## Jobs
**1)** In the review of Franti and Spearhead's album below, which song has Franti doing a Dave Matthews impersonation?
**2)** Carry on the review of Franti and Spearhead's album below, picking up right after its final sentence.

It's not that the lines never get corny, mind you. "Don't be a horse race, be a marathon" sounds like the worst inspirational quote from a page-a-day calendar ever committed to page, but in the context of "Never Too Late"'s warm pop-reggae, it, along with other unlikely couplets like "don't fear the long road, 'cause on the long road you got a long time to sing a simple song", forms something very pretty, wholly appealing, and actually quite moving.

Of course the title track's simple mantra, "everyone deserves music, sweet music", is far from corny as a standalone line--- as part of the song, as crooned over a series of simple piano chords and, later, as belted out over triumphant electric guitars, it sounds like the universal truth so obvious that no one ever got around to saying it. "We Don't Stop" tap-dances euphorically on a rubbernecked, dextrous funk bassline, and again drives home the album's prevailing theme of healing and unity through music. Here Franti actually drops a few rhymes, but his versatility as a vocalist is his coat of many colors; elsewhere, he tries on a killer Dave Matthews impersonation ("What I Be") and a full-throated reggae rasp ("Pray For Grace")--- like his band, M. Franti's trump card is his startling ability to shift his style, or to adapt to the song's musical foundation. Meanwhile, Spearhead weave their way through twelve radically different tunes: soaring pop-rock with a classicist bent in "Love, Why Did You Go Away?", earnest, mid-tempo raga in "Bomb the World," feel-good gospel rock in "Yes I Will", vintage disco in "Love Invincible". The cornucopia of sound never rests for long in a particular genre, preferring to illustrate the title claim by making a little bit of music for everyone. It makes for an appealing affirmation of the album's title and arguably defining phrase, as well as a consistently engaging listen.

## Data listing
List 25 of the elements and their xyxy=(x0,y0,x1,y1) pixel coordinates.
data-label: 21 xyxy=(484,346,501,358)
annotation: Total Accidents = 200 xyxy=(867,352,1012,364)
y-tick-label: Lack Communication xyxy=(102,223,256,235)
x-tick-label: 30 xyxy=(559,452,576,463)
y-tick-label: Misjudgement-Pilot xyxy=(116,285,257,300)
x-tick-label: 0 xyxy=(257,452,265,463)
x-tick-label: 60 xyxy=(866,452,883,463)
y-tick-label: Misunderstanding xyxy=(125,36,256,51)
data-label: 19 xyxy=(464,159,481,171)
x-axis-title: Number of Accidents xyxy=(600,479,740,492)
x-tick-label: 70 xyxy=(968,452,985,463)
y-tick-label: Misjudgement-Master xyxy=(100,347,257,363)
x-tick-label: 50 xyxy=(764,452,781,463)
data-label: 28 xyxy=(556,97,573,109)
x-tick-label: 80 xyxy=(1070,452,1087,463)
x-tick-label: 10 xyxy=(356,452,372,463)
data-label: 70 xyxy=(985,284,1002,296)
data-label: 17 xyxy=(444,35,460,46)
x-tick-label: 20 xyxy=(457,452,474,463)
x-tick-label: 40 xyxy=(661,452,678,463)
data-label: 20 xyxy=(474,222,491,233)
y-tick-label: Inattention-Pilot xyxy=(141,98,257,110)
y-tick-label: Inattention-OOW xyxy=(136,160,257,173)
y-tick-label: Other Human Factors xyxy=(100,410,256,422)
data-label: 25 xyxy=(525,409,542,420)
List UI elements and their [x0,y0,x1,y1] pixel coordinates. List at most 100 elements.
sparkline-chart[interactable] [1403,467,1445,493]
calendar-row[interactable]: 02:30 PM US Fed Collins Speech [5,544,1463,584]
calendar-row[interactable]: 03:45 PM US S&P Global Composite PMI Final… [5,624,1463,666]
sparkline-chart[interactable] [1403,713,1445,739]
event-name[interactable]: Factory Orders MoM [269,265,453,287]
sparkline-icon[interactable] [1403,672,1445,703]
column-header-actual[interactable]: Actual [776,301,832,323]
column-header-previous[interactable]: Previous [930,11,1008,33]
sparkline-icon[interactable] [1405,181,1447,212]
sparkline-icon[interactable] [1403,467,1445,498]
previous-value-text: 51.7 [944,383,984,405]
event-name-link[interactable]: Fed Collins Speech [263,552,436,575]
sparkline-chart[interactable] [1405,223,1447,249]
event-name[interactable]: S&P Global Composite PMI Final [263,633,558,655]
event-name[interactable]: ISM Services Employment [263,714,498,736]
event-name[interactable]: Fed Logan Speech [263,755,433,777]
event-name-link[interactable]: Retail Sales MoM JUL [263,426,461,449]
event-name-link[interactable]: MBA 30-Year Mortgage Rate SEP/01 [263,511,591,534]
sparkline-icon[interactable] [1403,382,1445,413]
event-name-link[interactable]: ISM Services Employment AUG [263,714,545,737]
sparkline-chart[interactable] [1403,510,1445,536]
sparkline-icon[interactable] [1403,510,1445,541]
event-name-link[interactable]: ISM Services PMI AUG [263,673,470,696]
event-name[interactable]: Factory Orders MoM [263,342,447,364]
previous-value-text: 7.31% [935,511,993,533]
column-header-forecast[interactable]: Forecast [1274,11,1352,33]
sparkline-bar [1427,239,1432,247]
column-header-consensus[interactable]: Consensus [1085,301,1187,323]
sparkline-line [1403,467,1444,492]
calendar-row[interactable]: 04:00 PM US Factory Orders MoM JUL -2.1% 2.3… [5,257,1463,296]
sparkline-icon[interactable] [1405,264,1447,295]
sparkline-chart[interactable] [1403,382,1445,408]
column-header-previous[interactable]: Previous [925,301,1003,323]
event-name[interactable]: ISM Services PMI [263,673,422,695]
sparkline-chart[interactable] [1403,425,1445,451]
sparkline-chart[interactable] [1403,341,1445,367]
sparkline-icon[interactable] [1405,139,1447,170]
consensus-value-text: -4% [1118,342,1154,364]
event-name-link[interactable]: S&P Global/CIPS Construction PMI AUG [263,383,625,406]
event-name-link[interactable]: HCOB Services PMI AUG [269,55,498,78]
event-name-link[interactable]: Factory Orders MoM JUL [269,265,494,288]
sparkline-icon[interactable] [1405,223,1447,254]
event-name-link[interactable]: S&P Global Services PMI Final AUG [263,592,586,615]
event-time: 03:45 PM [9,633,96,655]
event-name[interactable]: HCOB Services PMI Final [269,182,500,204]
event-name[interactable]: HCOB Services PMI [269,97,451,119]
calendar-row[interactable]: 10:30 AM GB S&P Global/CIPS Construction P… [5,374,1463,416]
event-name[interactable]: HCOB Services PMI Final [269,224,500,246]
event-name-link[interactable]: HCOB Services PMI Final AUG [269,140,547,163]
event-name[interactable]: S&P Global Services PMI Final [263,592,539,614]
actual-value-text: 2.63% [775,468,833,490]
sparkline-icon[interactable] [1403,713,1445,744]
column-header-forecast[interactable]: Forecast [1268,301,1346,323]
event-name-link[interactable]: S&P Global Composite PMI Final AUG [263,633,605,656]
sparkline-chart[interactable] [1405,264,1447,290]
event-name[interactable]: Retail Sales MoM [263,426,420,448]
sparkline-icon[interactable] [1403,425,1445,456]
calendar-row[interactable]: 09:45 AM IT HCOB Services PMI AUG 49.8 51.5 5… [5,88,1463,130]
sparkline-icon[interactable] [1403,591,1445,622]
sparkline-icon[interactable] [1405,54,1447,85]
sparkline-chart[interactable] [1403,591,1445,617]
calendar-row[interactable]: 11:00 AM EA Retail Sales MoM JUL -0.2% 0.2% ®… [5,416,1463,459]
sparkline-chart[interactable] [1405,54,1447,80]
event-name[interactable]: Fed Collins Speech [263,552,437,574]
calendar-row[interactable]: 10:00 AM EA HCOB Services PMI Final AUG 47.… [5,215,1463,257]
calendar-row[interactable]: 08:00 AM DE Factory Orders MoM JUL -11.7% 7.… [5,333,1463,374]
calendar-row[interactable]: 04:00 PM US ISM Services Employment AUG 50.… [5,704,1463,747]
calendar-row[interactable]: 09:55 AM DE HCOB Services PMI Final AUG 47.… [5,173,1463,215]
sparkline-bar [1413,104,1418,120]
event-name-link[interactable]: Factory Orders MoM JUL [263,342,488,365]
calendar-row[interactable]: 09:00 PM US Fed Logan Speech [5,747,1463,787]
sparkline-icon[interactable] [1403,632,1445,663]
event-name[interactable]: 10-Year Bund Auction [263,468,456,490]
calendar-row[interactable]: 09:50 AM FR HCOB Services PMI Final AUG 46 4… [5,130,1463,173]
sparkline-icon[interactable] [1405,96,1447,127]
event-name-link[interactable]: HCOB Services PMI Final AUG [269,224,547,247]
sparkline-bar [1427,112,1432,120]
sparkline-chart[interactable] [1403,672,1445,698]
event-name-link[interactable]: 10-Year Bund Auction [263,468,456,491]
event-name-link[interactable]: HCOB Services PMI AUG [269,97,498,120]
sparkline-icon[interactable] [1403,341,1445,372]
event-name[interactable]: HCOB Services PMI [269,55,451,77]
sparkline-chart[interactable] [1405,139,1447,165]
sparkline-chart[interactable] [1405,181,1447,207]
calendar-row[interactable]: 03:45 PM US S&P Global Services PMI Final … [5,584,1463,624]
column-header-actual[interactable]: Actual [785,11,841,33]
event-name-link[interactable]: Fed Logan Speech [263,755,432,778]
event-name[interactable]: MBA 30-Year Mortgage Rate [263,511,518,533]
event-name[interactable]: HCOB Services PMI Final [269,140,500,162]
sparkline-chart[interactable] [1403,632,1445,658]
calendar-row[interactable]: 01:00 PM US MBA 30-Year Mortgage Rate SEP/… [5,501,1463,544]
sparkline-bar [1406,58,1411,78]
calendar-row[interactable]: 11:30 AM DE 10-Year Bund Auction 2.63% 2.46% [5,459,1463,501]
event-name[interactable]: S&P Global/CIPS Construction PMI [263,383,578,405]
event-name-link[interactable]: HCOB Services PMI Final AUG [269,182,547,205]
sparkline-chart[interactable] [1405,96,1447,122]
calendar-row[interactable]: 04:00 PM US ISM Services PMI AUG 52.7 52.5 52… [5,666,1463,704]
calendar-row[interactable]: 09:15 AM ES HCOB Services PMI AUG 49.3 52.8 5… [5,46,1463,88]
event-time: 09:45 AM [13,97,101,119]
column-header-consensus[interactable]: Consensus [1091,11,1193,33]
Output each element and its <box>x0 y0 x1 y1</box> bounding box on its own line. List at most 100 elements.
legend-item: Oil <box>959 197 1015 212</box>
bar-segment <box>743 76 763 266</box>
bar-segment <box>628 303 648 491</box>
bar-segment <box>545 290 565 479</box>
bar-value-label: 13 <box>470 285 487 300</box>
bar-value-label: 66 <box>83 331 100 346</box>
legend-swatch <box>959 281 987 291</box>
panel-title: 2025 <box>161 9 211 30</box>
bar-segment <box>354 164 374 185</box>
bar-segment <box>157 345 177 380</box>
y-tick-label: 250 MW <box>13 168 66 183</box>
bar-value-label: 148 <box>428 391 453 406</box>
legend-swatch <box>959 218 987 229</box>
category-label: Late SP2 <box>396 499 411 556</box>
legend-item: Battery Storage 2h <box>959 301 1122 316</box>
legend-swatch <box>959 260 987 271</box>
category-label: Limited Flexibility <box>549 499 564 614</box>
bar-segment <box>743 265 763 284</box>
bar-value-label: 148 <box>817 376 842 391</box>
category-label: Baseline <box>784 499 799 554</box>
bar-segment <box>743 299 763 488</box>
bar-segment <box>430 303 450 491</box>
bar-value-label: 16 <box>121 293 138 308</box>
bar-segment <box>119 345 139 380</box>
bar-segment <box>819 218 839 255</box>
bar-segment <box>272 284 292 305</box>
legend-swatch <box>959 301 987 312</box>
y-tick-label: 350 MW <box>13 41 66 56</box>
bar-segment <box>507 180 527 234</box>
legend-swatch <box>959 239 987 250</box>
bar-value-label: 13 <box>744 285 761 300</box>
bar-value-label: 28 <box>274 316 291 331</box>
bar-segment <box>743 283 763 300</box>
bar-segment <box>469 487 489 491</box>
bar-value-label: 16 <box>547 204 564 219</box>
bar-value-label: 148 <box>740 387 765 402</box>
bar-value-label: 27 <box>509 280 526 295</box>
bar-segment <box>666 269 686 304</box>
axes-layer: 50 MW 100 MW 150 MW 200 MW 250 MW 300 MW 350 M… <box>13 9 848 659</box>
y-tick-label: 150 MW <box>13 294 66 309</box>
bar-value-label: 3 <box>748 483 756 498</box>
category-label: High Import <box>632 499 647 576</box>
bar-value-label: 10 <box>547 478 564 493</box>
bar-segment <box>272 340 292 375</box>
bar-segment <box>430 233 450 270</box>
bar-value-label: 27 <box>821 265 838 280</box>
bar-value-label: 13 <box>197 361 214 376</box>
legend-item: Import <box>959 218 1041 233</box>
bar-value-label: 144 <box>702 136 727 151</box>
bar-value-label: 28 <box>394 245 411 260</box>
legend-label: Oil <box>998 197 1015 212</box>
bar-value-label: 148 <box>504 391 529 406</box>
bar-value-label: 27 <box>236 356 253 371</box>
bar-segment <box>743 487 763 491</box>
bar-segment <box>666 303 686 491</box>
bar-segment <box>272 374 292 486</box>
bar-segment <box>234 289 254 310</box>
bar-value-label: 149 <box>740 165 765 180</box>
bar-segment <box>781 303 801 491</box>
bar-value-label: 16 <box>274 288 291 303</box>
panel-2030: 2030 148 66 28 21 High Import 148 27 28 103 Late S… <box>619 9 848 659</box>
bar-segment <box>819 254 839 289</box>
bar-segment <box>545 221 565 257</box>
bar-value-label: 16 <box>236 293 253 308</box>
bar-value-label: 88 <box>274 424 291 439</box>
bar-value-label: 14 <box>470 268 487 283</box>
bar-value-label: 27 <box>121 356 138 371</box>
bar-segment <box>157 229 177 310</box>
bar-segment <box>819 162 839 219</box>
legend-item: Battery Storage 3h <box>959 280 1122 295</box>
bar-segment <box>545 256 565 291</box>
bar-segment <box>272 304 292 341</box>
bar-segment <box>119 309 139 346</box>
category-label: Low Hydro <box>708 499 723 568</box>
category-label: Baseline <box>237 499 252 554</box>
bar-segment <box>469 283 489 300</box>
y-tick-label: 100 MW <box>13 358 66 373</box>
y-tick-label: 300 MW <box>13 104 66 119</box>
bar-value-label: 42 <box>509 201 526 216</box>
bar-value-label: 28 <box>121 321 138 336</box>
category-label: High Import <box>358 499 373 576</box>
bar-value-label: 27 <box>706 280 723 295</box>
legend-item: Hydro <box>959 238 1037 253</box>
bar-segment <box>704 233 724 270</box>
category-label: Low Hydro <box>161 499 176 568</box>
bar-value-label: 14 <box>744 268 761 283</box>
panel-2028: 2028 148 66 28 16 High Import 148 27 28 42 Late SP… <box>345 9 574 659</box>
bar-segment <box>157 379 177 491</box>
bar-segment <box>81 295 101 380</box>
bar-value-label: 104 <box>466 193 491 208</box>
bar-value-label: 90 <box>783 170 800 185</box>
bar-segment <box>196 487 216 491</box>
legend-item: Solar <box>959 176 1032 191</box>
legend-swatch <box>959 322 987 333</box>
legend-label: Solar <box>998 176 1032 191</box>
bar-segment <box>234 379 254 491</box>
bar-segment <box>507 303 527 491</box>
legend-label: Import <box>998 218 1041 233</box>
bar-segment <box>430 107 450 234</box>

## Responses in order
**1)** "What I Be"

**2)**
Whatever epiphany led Michael Franti to make happy music paid off. These songs resonate with an awe-inspiring grandeur and a plaintive, peace-loving spirit, as well as the band's considerable chops. It's one of very few albums that I've been able to safely recommend to everyone I know, and that holds a lot of water in today's fickle musical climate. Everyone deserves Everyone Deserves Music. Check it out. It's your new favorite album.